>> begin MATERIAL FOR THE TASK

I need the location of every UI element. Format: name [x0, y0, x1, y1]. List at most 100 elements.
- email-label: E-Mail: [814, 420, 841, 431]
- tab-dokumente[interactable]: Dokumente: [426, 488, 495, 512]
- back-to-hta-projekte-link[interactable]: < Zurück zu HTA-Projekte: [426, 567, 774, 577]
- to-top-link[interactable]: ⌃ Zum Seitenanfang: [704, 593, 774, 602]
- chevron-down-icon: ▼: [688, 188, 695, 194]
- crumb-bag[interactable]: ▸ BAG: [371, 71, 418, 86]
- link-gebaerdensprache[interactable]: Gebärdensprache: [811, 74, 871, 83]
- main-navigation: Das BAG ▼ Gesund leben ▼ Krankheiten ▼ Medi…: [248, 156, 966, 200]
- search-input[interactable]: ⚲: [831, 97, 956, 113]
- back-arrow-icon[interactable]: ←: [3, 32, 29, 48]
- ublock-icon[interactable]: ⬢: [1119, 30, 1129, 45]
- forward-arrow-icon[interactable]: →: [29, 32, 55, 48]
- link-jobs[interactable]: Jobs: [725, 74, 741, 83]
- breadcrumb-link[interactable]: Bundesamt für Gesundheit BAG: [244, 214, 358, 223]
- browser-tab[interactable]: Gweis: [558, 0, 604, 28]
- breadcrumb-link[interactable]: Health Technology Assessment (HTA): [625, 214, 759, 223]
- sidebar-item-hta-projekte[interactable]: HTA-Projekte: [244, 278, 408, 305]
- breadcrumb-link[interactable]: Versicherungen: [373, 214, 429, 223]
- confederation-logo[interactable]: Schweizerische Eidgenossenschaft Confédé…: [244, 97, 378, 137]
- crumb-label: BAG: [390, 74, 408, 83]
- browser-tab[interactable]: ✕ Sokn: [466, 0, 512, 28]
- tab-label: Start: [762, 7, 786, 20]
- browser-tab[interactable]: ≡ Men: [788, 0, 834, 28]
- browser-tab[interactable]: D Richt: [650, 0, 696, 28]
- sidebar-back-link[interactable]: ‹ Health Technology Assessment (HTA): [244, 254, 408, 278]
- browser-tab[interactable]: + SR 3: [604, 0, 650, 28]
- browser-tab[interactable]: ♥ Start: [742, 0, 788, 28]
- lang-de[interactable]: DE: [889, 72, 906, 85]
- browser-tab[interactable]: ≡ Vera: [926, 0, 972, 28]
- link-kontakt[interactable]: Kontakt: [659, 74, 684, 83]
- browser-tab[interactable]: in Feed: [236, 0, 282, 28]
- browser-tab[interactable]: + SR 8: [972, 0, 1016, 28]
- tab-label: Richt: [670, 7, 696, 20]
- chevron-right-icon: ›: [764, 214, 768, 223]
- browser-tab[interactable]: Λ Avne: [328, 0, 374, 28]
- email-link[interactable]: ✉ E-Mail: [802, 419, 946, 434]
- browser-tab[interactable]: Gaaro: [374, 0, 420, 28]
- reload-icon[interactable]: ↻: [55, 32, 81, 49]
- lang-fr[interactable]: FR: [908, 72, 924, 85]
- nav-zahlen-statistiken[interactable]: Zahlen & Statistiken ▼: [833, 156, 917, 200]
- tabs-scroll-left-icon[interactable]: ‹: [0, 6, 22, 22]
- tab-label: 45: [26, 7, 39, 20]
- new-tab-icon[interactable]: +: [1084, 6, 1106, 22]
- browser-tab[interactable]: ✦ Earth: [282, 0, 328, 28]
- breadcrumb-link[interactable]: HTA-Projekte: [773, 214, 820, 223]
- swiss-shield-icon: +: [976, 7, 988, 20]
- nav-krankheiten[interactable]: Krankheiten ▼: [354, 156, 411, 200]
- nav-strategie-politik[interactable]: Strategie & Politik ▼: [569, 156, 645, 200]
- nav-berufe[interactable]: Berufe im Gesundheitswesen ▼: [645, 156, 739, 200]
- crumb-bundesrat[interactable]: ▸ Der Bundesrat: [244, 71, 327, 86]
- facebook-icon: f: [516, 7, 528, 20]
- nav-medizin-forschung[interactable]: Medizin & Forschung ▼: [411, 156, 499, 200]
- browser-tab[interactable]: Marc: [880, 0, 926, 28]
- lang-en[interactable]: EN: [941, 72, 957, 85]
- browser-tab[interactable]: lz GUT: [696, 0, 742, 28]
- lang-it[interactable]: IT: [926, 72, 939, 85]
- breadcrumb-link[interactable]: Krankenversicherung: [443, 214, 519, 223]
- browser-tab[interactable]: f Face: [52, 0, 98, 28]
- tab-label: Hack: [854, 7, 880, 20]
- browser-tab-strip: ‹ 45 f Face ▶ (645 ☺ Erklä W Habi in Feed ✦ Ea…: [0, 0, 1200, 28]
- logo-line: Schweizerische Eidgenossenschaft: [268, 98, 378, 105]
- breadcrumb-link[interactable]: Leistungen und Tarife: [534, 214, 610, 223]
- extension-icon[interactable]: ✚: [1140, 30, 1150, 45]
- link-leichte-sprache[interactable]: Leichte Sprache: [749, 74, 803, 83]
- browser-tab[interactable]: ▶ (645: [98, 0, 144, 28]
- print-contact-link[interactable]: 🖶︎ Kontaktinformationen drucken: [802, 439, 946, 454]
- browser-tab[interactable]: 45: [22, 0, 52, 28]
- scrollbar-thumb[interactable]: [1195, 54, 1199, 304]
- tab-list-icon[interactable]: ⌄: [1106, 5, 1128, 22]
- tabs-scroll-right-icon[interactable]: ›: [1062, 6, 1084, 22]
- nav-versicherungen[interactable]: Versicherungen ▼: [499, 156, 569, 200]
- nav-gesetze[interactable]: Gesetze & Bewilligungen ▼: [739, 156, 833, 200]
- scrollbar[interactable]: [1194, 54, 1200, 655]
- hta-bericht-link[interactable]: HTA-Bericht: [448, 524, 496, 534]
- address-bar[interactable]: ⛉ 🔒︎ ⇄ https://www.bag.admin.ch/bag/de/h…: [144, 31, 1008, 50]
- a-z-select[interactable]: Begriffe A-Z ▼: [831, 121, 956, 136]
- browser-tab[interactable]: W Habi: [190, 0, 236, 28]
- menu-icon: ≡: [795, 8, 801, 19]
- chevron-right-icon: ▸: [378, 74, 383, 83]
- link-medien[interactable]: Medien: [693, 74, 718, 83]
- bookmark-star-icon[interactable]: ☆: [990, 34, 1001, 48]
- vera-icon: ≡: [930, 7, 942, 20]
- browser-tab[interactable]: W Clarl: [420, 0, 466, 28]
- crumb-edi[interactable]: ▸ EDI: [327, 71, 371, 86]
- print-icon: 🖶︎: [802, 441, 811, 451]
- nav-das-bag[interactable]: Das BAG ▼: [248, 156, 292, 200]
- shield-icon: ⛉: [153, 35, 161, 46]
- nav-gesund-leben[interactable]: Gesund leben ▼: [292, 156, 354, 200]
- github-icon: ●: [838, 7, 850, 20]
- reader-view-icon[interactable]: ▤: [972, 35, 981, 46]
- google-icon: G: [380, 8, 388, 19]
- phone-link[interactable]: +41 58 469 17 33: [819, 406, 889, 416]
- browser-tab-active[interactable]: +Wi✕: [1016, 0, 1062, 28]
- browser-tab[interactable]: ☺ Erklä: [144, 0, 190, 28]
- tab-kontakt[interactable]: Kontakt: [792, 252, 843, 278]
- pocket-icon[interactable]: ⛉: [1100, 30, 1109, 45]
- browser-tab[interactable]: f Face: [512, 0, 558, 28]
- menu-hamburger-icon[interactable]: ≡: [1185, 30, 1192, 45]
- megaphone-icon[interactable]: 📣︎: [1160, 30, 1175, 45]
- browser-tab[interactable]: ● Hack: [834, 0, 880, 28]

>> end MATERIAL FOR THE TASK

▶ _THE REQUEST_:
Can you reproduce every line of the material above without changing anything?

▶ _WRITTEN REPLY_:
I need the location of every UI element. Format: name [x0, y0, x1, y1]. List at most 100 elements.
- email-label: E-Mail: [814, 420, 841, 431]
- tab-dokumente[interactable]: Dokumente: [426, 488, 495, 512]
- back-to-hta-projekte-link[interactable]: < Zurück zu HTA-Projekte: [426, 567, 774, 577]
- to-top-link[interactable]: ⌃ Zum Seitenanfang: [704, 593, 774, 602]
- chevron-down-icon: ▼: [688, 188, 695, 194]
- crumb-bag[interactable]: ▸ BAG: [371, 71, 418, 86]
- link-gebaerdensprache[interactable]: Gebärdensprache: [811, 74, 871, 83]
- main-navigation: Das BAG ▼ Gesund leben ▼ Krankheiten ▼ Medi…: [248, 156, 966, 200]
- search-input[interactable]: ⚲: [831, 97, 956, 113]
- back-arrow-icon[interactable]: ←: [3, 32, 29, 48]
- ublock-icon[interactable]: ⬢: [1119, 30, 1129, 45]
- forward-arrow-icon[interactable]: →: [29, 32, 55, 48]
- link-jobs[interactable]: Jobs: [725, 74, 741, 83]
- breadcrumb-link[interactable]: Bundesamt für Gesundheit BAG: [244, 214, 358, 223]
- browser-tab[interactable]: Gweis: [558, 0, 604, 28]
- breadcrumb-link[interactable]: Health Technology Assessment (HTA): [625, 214, 759, 223]
- sidebar-item-hta-projekte[interactable]: HTA-Projekte: [244, 278, 408, 305]
- breadcrumb-link[interactable]: Versicherungen: [373, 214, 429, 223]
- confederation-logo[interactable]: Schweizerische Eidgenossenschaft Confédé…: [244, 97, 378, 137]
- crumb-label: BAG: [390, 74, 408, 83]
- browser-tab[interactable]: ✕ Sokn: [466, 0, 512, 28]
- tab-label: Start: [762, 7, 786, 20]
- browser-tab[interactable]: ≡ Men: [788, 0, 834, 28]
- browser-tab[interactable]: D Richt: [650, 0, 696, 28]
- sidebar-back-link[interactable]: ‹ Health Technology Assessment (HTA): [244, 254, 408, 278]
- browser-tab[interactable]: + SR 3: [604, 0, 650, 28]
- browser-tab[interactable]: ♥ Start: [742, 0, 788, 28]
- lang-de[interactable]: DE: [889, 72, 906, 85]
- browser-tab[interactable]: ≡ Vera: [926, 0, 972, 28]
- link-kontakt[interactable]: Kontakt: [659, 74, 684, 83]
- browser-tab[interactable]: in Feed: [236, 0, 282, 28]
- browser-tab[interactable]: + SR 8: [972, 0, 1016, 28]
- tab-label: Richt: [670, 7, 696, 20]
- chevron-right-icon: ›: [764, 214, 768, 223]
- browser-tab[interactable]: Λ Avne: [328, 0, 374, 28]
- email-link[interactable]: ✉ E-Mail: [802, 419, 946, 434]
- browser-tab[interactable]: Gaaro: [374, 0, 420, 28]
- reload-icon[interactable]: ↻: [55, 32, 81, 49]
- lang-fr[interactable]: FR: [908, 72, 924, 85]
- nav-zahlen-statistiken[interactable]: Zahlen & Statistiken ▼: [833, 156, 917, 200]
- tabs-scroll-left-icon[interactable]: ‹: [0, 6, 22, 22]
- tab-label: 45: [26, 7, 39, 20]
- new-tab-icon[interactable]: +: [1084, 6, 1106, 22]
- browser-tab[interactable]: ✦ Earth: [282, 0, 328, 28]
- breadcrumb-link[interactable]: HTA-Projekte: [773, 214, 820, 223]
- swiss-shield-icon: +: [976, 7, 988, 20]
- nav-krankheiten[interactable]: Krankheiten ▼: [354, 156, 411, 200]
- nav-strategie-politik[interactable]: Strategie & Politik ▼: [569, 156, 645, 200]
- nav-berufe[interactable]: Berufe im Gesundheitswesen ▼: [645, 156, 739, 200]
- crumb-bundesrat[interactable]: ▸ Der Bundesrat: [244, 71, 327, 86]
- facebook-icon: f: [516, 7, 528, 20]
- nav-medizin-forschung[interactable]: Medizin & Forschung ▼: [411, 156, 499, 200]
- browser-tab[interactable]: Marc: [880, 0, 926, 28]
- lang-en[interactable]: EN: [941, 72, 957, 85]
- browser-tab[interactable]: lz GUT: [696, 0, 742, 28]
- lang-it[interactable]: IT: [926, 72, 939, 85]
- breadcrumb-link[interactable]: Krankenversicherung: [443, 214, 519, 223]
- browser-tab[interactable]: f Face: [52, 0, 98, 28]
- tab-label: Hack: [854, 7, 880, 20]
- browser-tab-strip: ‹ 45 f Face ▶ (645 ☺ Erklä W Habi in Feed ✦ Ea…: [0, 0, 1200, 28]
- logo-line: Schweizerische Eidgenossenschaft: [268, 98, 378, 105]
- breadcrumb-link[interactable]: Leistungen und Tarife: [534, 214, 610, 223]
- extension-icon[interactable]: ✚: [1140, 30, 1150, 45]
- link-leichte-sprache[interactable]: Leichte Sprache: [749, 74, 803, 83]
- browser-tab[interactable]: ▶ (645: [98, 0, 144, 28]
- print-contact-link[interactable]: 🖶︎ Kontaktinformationen drucken: [802, 439, 946, 454]
- browser-tab[interactable]: 45: [22, 0, 52, 28]
- scrollbar-thumb[interactable]: [1195, 54, 1199, 304]
- tab-list-icon[interactable]: ⌄: [1106, 5, 1128, 22]
- tabs-scroll-right-icon[interactable]: ›: [1062, 6, 1084, 22]
- nav-versicherungen[interactable]: Versicherungen ▼: [499, 156, 569, 200]
- nav-gesetze[interactable]: Gesetze & Bewilligungen ▼: [739, 156, 833, 200]
- scrollbar[interactable]: [1194, 54, 1200, 655]
- hta-bericht-link[interactable]: HTA-Bericht: [448, 524, 496, 534]
- address-bar[interactable]: ⛉ 🔒︎ ⇄ https://www.bag.admin.ch/bag/de/h…: [144, 31, 1008, 50]
- a-z-select[interactable]: Begriffe A-Z ▼: [831, 121, 956, 136]
- browser-tab[interactable]: W Habi: [190, 0, 236, 28]
- menu-icon: ≡: [795, 8, 801, 19]
- chevron-right-icon: ▸: [378, 74, 383, 83]
- link-medien[interactable]: Medien: [693, 74, 718, 83]
- bookmark-star-icon[interactable]: ☆: [990, 34, 1001, 48]
- vera-icon: ≡: [930, 7, 942, 20]
- browser-tab[interactable]: W Clarl: [420, 0, 466, 28]
- crumb-edi[interactable]: ▸ EDI: [327, 71, 371, 86]
- print-icon: 🖶︎: [802, 441, 811, 451]
- nav-das-bag[interactable]: Das BAG ▼: [248, 156, 292, 200]
- shield-icon: ⛉: [153, 35, 161, 46]
- nav-gesund-leben[interactable]: Gesund leben ▼: [292, 156, 354, 200]
- github-icon: ●: [838, 7, 850, 20]
- reader-view-icon[interactable]: ▤: [972, 35, 981, 46]
- google-icon: G: [380, 8, 388, 19]
- phone-link[interactable]: +41 58 469 17 33: [819, 406, 889, 416]
- browser-tab-active[interactable]: +Wi✕: [1016, 0, 1062, 28]
- browser-tab[interactable]: ☺ Erklä: [144, 0, 190, 28]
- tab-kontakt[interactable]: Kontakt: [792, 252, 843, 278]
- pocket-icon[interactable]: ⛉: [1100, 30, 1109, 45]
- browser-tab[interactable]: f Face: [512, 0, 558, 28]
- menu-hamburger-icon[interactable]: ≡: [1185, 30, 1192, 45]
- megaphone-icon[interactable]: 📣︎: [1160, 30, 1175, 45]
- browser-tab[interactable]: ● Hack: [834, 0, 880, 28]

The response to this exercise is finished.